__Aim of the exercise__. Keep only the lines of the data below that contain "survival", and copy them.

__Dataset records__.
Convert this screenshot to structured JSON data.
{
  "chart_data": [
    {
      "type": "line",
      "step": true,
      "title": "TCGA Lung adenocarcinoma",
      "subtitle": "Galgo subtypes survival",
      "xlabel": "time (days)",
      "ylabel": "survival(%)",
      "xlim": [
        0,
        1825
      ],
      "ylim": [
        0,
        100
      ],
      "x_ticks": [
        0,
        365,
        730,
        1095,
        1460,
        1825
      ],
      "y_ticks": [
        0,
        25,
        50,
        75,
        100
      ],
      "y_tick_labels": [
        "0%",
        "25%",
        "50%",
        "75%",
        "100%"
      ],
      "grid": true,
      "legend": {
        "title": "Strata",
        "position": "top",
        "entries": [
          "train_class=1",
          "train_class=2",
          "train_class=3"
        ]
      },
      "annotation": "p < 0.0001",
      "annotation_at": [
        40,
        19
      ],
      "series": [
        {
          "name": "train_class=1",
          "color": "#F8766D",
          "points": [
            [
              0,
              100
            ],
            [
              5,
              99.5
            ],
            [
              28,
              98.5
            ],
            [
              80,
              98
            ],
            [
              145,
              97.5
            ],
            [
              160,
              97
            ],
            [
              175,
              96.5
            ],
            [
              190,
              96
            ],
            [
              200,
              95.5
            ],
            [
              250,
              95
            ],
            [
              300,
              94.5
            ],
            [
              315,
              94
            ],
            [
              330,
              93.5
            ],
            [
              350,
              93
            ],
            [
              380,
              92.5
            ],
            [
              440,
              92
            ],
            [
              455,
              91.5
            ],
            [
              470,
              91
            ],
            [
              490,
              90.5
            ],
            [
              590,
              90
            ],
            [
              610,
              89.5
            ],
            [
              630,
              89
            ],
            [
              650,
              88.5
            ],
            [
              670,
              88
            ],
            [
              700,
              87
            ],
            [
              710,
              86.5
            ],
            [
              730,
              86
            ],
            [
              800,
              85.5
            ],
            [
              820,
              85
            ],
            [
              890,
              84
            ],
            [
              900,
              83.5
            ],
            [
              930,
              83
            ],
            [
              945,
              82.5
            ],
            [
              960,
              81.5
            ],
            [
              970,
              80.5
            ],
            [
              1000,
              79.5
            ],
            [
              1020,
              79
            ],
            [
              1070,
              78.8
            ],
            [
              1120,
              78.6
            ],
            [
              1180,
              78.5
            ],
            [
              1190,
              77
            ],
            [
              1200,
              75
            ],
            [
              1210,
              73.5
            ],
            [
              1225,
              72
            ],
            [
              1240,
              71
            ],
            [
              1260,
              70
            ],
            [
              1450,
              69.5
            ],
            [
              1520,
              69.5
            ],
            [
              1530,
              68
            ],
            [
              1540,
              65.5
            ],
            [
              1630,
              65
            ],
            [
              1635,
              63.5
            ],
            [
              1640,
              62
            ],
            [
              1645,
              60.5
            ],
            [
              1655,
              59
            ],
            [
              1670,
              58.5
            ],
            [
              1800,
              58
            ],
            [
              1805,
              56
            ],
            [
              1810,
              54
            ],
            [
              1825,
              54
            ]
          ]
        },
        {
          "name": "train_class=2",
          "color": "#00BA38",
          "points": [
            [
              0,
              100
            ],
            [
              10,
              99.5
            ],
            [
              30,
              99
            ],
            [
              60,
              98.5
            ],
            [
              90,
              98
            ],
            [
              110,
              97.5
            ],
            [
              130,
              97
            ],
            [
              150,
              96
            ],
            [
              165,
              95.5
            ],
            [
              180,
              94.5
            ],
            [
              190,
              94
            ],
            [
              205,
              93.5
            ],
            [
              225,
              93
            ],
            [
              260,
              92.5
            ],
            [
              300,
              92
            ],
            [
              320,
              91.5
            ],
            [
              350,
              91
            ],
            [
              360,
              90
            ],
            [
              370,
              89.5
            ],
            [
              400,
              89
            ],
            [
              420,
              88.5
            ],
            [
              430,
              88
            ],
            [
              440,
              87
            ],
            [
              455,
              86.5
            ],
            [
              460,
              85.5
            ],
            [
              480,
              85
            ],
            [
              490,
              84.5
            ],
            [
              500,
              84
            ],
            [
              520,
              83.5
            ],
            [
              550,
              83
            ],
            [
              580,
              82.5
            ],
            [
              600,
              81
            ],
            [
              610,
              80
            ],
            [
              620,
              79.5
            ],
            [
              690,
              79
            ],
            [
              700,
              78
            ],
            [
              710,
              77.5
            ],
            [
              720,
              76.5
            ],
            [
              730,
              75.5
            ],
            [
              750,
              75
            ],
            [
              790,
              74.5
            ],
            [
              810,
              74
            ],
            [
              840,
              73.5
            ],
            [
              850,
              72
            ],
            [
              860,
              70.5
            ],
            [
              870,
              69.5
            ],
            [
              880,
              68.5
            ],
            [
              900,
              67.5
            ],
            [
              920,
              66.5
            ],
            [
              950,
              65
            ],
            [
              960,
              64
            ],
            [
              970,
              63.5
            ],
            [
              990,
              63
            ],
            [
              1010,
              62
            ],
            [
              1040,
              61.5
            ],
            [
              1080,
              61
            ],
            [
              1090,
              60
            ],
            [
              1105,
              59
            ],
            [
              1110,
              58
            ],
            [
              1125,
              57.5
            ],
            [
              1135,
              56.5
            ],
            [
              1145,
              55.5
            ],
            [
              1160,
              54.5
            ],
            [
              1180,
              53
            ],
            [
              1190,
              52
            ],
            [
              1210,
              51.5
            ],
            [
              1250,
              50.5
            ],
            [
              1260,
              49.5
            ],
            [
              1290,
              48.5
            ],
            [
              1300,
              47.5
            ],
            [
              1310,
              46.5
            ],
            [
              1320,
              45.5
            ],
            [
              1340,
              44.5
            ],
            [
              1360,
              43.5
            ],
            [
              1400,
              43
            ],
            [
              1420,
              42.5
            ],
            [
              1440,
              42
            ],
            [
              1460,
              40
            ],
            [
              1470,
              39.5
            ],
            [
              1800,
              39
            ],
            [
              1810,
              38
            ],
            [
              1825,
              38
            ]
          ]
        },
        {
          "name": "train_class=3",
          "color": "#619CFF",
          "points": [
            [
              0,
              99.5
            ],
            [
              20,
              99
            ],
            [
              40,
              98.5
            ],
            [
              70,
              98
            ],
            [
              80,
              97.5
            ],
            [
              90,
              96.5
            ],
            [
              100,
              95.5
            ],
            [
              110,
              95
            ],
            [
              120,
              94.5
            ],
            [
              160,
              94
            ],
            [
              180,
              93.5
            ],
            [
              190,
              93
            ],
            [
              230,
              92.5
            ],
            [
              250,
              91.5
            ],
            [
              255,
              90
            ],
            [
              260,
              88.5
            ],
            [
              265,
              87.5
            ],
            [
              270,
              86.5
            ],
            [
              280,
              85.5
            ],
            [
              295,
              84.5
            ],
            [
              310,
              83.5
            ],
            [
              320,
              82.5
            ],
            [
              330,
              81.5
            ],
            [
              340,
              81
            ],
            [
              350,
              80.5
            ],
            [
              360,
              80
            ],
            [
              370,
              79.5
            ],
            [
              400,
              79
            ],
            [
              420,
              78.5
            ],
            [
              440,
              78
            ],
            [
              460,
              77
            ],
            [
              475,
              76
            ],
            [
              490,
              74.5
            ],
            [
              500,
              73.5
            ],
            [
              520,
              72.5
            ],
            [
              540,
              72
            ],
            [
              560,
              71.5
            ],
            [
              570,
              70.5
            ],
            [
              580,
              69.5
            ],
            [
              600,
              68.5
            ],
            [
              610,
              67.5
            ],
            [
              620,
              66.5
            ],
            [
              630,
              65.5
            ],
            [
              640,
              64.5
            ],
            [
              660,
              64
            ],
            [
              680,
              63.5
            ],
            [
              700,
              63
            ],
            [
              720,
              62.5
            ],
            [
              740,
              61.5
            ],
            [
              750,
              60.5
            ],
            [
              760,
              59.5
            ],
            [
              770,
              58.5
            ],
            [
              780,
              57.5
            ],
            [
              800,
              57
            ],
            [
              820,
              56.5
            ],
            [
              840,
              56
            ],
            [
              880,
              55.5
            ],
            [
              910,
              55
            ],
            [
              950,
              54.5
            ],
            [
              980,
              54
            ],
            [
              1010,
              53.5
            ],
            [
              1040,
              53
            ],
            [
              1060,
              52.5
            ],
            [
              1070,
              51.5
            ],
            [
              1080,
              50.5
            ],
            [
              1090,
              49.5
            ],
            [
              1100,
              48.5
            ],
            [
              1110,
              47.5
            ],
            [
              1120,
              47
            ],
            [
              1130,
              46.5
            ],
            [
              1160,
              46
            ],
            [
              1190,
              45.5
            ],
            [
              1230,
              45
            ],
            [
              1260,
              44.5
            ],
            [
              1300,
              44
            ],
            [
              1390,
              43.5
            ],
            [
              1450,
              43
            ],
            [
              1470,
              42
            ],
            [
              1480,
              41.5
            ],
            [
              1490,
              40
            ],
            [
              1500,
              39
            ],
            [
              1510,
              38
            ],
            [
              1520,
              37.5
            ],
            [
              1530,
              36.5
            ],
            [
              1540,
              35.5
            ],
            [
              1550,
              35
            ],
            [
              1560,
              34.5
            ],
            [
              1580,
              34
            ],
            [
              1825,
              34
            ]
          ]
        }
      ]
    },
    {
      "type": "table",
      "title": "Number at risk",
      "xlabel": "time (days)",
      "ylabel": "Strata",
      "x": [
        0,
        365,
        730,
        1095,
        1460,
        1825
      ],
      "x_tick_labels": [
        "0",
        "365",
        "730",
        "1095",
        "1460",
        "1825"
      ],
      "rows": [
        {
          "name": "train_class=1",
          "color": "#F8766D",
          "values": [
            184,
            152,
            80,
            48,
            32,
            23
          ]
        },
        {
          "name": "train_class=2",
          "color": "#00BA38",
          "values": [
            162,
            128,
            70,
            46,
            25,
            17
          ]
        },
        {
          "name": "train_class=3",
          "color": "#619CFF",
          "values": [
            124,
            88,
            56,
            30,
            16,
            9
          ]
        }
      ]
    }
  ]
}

__Answer to the task__.
      "subtitle": "Galgo subtypes survival",
      "ylabel": "survival(%)",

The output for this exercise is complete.